Chart and figure data:
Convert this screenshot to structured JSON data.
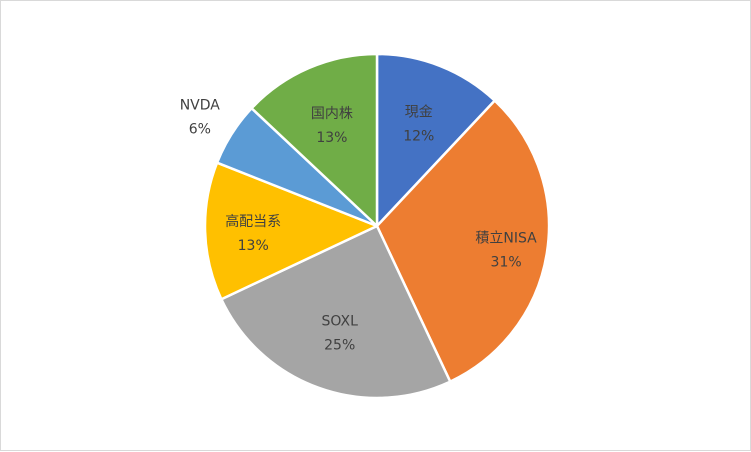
{
  "chart_data": {
    "type": "pie",
    "title": "",
    "slices": [
      {
        "label": "現金",
        "pct_label": "12%",
        "value": 12,
        "color": "#4472C4"
      },
      {
        "label": "積立NISA",
        "pct_label": "31%",
        "value": 31,
        "color": "#ED7D31"
      },
      {
        "label": "SOXL",
        "pct_label": "25%",
        "value": 25,
        "color": "#A5A5A5"
      },
      {
        "label": "高配当系",
        "pct_label": "13%",
        "value": 13,
        "color": "#FFC000"
      },
      {
        "label": "NVDA",
        "pct_label": "6%",
        "value": 6,
        "color": "#5B9BD5"
      },
      {
        "label": "国内株",
        "pct_label": "13%",
        "value": 13,
        "color": "#70AD47"
      }
    ],
    "start_angle_deg": 0,
    "direction": "clockwise",
    "legend": "none",
    "data_labels": "category and percentage"
  }
}
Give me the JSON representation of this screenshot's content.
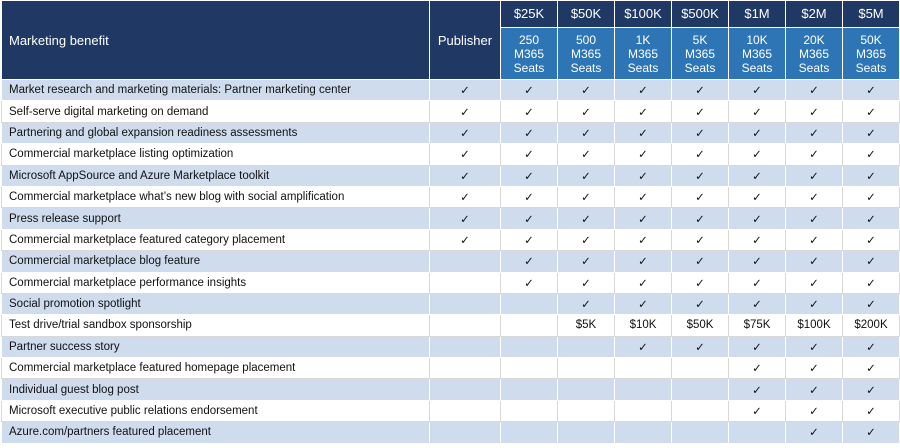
{
  "header": {
    "benefit_label": "Marketing benefit",
    "publisher_label": "Publisher",
    "tiers": [
      {
        "price": "$25K",
        "seats": [
          "250",
          "M365",
          "Seats"
        ]
      },
      {
        "price": "$50K",
        "seats": [
          "500",
          "M365",
          "Seats"
        ]
      },
      {
        "price": "$100K",
        "seats": [
          "1K",
          "M365",
          "Seats"
        ]
      },
      {
        "price": "$500K",
        "seats": [
          "5K",
          "M365",
          "Seats"
        ]
      },
      {
        "price": "$1M",
        "seats": [
          "10K",
          "M365",
          "Seats"
        ]
      },
      {
        "price": "$2M",
        "seats": [
          "20K",
          "M365",
          "Seats"
        ]
      },
      {
        "price": "$5M",
        "seats": [
          "50K",
          "M365",
          "Seats"
        ]
      }
    ]
  },
  "check_glyph": "✓",
  "rows": [
    {
      "name": "Market research and marketing materials: Partner marketing center",
      "cells": [
        "✓",
        "✓",
        "✓",
        "✓",
        "✓",
        "✓",
        "✓",
        "✓"
      ]
    },
    {
      "name": "Self-serve digital marketing on demand",
      "cells": [
        "✓",
        "✓",
        "✓",
        "✓",
        "✓",
        "✓",
        "✓",
        "✓"
      ]
    },
    {
      "name": "Partnering and global expansion readiness assessments",
      "cells": [
        "✓",
        "✓",
        "✓",
        "✓",
        "✓",
        "✓",
        "✓",
        "✓"
      ]
    },
    {
      "name": "Commercial marketplace listing optimization",
      "cells": [
        "✓",
        "✓",
        "✓",
        "✓",
        "✓",
        "✓",
        "✓",
        "✓"
      ]
    },
    {
      "name": "Microsoft AppSource and Azure Marketplace toolkit",
      "cells": [
        "✓",
        "✓",
        "✓",
        "✓",
        "✓",
        "✓",
        "✓",
        "✓"
      ]
    },
    {
      "name": "Commercial marketplace what’s new blog with social amplification",
      "cells": [
        "✓",
        "✓",
        "✓",
        "✓",
        "✓",
        "✓",
        "✓",
        "✓"
      ]
    },
    {
      "name": "Press release support",
      "cells": [
        "✓",
        "✓",
        "✓",
        "✓",
        "✓",
        "✓",
        "✓",
        "✓"
      ]
    },
    {
      "name": "Commercial marketplace featured category placement",
      "cells": [
        "✓",
        "✓",
        "✓",
        "✓",
        "✓",
        "✓",
        "✓",
        "✓"
      ]
    },
    {
      "name": "Commercial marketplace blog feature",
      "cells": [
        "",
        "✓",
        "✓",
        "✓",
        "✓",
        "✓",
        "✓",
        "✓"
      ]
    },
    {
      "name": "Commercial marketplace performance insights",
      "cells": [
        "",
        "✓",
        "✓",
        "✓",
        "✓",
        "✓",
        "✓",
        "✓"
      ]
    },
    {
      "name": "Social promotion spotlight",
      "cells": [
        "",
        "",
        "✓",
        "✓",
        "✓",
        "✓",
        "✓",
        "✓"
      ]
    },
    {
      "name": "Test drive/trial sandbox sponsorship",
      "cells": [
        "",
        "",
        "$5K",
        "$10K",
        "$50K",
        "$75K",
        "$100K",
        "$200K"
      ]
    },
    {
      "name": "Partner success story",
      "cells": [
        "",
        "",
        "",
        "✓",
        "✓",
        "✓",
        "✓",
        "✓"
      ]
    },
    {
      "name": "Commercial marketplace featured homepage placement",
      "cells": [
        "",
        "",
        "",
        "",
        "",
        "✓",
        "✓",
        "✓"
      ]
    },
    {
      "name": "Individual guest blog post",
      "cells": [
        "",
        "",
        "",
        "",
        "",
        "✓",
        "✓",
        "✓"
      ]
    },
    {
      "name": "Microsoft executive public relations endorsement",
      "cells": [
        "",
        "",
        "",
        "",
        "",
        "✓",
        "✓",
        "✓"
      ]
    },
    {
      "name": "Azure.com/partners featured placement",
      "cells": [
        "",
        "",
        "",
        "",
        "",
        "",
        "✓",
        "✓"
      ]
    }
  ],
  "colors": {
    "header_dark": "#1f3864",
    "header_blue": "#2e75b6",
    "stripe": "#cfdcee"
  }
}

> [Goal]:
Repeat all of the entries word for word, but omit the pictures.

> [Correct response]:
Convert this screenshot to structured JSON data.
{
  "chart_data": {
    "type": "pie",
    "title": "",
    "slices": [
      {
        "label": "現金",
        "pct_label": "12%",
        "value": 12,
        "color": "#4472C4"
      },
      {
        "label": "積立NISA",
        "pct_label": "31%",
        "value": 31,
        "color": "#ED7D31"
      },
      {
        "label": "SOXL",
        "pct_label": "25%",
        "value": 25,
        "color": "#A5A5A5"
      },
      {
        "label": "高配当系",
        "pct_label": "13%",
        "value": 13,
        "color": "#FFC000"
      },
      {
        "label": "NVDA",
        "pct_label": "6%",
        "value": 6,
        "color": "#5B9BD5"
      },
      {
        "label": "国内株",
        "pct_label": "13%",
        "value": 13,
        "color": "#70AD47"
      }
    ],
    "start_angle_deg": 0,
    "direction": "clockwise",
    "legend": "none",
    "data_labels": "category and percentage"
  }
}
Give me the JSON representation of this screenshot's content.
{
  "header": {
    "benefit_label": "Marketing benefit",
    "publisher_label": "Publisher",
    "tiers": [
      {
        "price": "$25K",
        "seats": [
          "250",
          "M365",
          "Seats"
        ]
      },
      {
        "price": "$50K",
        "seats": [
          "500",
          "M365",
          "Seats"
        ]
      },
      {
        "price": "$100K",
        "seats": [
          "1K",
          "M365",
          "Seats"
        ]
      },
      {
        "price": "$500K",
        "seats": [
          "5K",
          "M365",
          "Seats"
        ]
      },
      {
        "price": "$1M",
        "seats": [
          "10K",
          "M365",
          "Seats"
        ]
      },
      {
        "price": "$2M",
        "seats": [
          "20K",
          "M365",
          "Seats"
        ]
      },
      {
        "price": "$5M",
        "seats": [
          "50K",
          "M365",
          "Seats"
        ]
      }
    ]
  },
  "check_glyph": "✓",
  "rows": [
    {
      "name": "Market research and marketing materials: Partner marketing center",
      "cells": [
        "✓",
        "✓",
        "✓",
        "✓",
        "✓",
        "✓",
        "✓",
        "✓"
      ]
    },
    {
      "name": "Self-serve digital marketing on demand",
      "cells": [
        "✓",
        "✓",
        "✓",
        "✓",
        "✓",
        "✓",
        "✓",
        "✓"
      ]
    },
    {
      "name": "Partnering and global expansion readiness assessments",
      "cells": [
        "✓",
        "✓",
        "✓",
        "✓",
        "✓",
        "✓",
        "✓",
        "✓"
      ]
    },
    {
      "name": "Commercial marketplace listing optimization",
      "cells": [
        "✓",
        "✓",
        "✓",
        "✓",
        "✓",
        "✓",
        "✓",
        "✓"
      ]
    },
    {
      "name": "Microsoft AppSource and Azure Marketplace toolkit",
      "cells": [
        "✓",
        "✓",
        "✓",
        "✓",
        "✓",
        "✓",
        "✓",
        "✓"
      ]
    },
    {
      "name": "Commercial marketplace what’s new blog with social amplification",
      "cells": [
        "✓",
        "✓",
        "✓",
        "✓",
        "✓",
        "✓",
        "✓",
        "✓"
      ]
    },
    {
      "name": "Press release support",
      "cells": [
        "✓",
        "✓",
        "✓",
        "✓",
        "✓",
        "✓",
        "✓",
        "✓"
      ]
    },
    {
      "name": "Commercial marketplace featured category placement",
      "cells": [
        "✓",
        "✓",
        "✓",
        "✓",
        "✓",
        "✓",
        "✓",
        "✓"
      ]
    },
    {
      "name": "Commercial marketplace blog feature",
      "cells": [
        "",
        "✓",
        "✓",
        "✓",
        "✓",
        "✓",
        "✓",
        "✓"
      ]
    },
    {
      "name": "Commercial marketplace performance insights",
      "cells": [
        "",
        "✓",
        "✓",
        "✓",
        "✓",
        "✓",
        "✓",
        "✓"
      ]
    },
    {
      "name": "Social promotion spotlight",
      "cells": [
        "",
        "",
        "✓",
        "✓",
        "✓",
        "✓",
        "✓",
        "✓"
      ]
    },
    {
      "name": "Test drive/trial sandbox sponsorship",
      "cells": [
        "",
        "",
        "$5K",
        "$10K",
        "$50K",
        "$75K",
        "$100K",
        "$200K"
      ]
    },
    {
      "name": "Partner success story",
      "cells": [
        "",
        "",
        "",
        "✓",
        "✓",
        "✓",
        "✓",
        "✓"
      ]
    },
    {
      "name": "Commercial marketplace featured homepage placement",
      "cells": [
        "",
        "",
        "",
        "",
        "",
        "✓",
        "✓",
        "✓"
      ]
    },
    {
      "name": "Individual guest blog post",
      "cells": [
        "",
        "",
        "",
        "",
        "",
        "✓",
        "✓",
        "✓"
      ]
    },
    {
      "name": "Microsoft executive public relations endorsement",
      "cells": [
        "",
        "",
        "",
        "",
        "",
        "✓",
        "✓",
        "✓"
      ]
    },
    {
      "name": "Azure.com/partners featured placement",
      "cells": [
        "",
        "",
        "",
        "",
        "",
        "",
        "✓",
        "✓"
      ]
    }
  ],
  "colors": {
    "header_dark": "#1f3864",
    "header_blue": "#2e75b6",
    "stripe": "#cfdcee"
  }
}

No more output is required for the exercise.